%%

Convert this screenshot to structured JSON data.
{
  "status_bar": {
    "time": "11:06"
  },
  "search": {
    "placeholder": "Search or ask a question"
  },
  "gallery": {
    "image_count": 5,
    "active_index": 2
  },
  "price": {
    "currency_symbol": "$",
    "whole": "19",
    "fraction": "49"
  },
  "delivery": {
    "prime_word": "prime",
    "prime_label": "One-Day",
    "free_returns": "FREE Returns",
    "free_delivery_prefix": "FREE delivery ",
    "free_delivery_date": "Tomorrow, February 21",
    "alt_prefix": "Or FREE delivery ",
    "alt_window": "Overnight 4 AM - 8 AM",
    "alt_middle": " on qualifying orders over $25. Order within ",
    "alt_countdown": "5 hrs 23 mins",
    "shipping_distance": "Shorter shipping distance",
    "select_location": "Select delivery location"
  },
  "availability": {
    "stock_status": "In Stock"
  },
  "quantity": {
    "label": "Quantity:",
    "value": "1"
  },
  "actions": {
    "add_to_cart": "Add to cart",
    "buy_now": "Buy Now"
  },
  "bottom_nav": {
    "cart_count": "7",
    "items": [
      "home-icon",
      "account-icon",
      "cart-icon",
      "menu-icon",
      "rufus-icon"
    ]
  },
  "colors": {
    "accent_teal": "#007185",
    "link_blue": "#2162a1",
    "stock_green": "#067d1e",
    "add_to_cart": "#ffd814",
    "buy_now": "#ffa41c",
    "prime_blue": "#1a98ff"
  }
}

%%

**What the task asks:** Output each record exactly, leaving nothing out.

**Exercise result:**
Convert this screenshot to structured JSON data.
{
  "status_bar": {
    "time": "11:06"
  },
  "search": {
    "placeholder": "Search or ask a question"
  },
  "gallery": {
    "image_count": 5,
    "active_index": 2
  },
  "price": {
    "currency_symbol": "$",
    "whole": "19",
    "fraction": "49"
  },
  "delivery": {
    "prime_word": "prime",
    "prime_label": "One-Day",
    "free_returns": "FREE Returns",
    "free_delivery_prefix": "FREE delivery ",
    "free_delivery_date": "Tomorrow, February 21",
    "alt_prefix": "Or FREE delivery ",
    "alt_window": "Overnight 4 AM - 8 AM",
    "alt_middle": " on qualifying orders over $25. Order within ",
    "alt_countdown": "5 hrs 23 mins",
    "shipping_distance": "Shorter shipping distance",
    "select_location": "Select delivery location"
  },
  "availability": {
    "stock_status": "In Stock"
  },
  "quantity": {
    "label": "Quantity:",
    "value": "1"
  },
  "actions": {
    "add_to_cart": "Add to cart",
    "buy_now": "Buy Now"
  },
  "bottom_nav": {
    "cart_count": "7",
    "items": [
      "home-icon",
      "account-icon",
      "cart-icon",
      "menu-icon",
      "rufus-icon"
    ]
  },
  "colors": {
    "accent_teal": "#007185",
    "link_blue": "#2162a1",
    "stock_green": "#067d1e",
    "add_to_cart": "#ffd814",
    "buy_now": "#ffa41c",
    "prime_blue": "#1a98ff"
  }
}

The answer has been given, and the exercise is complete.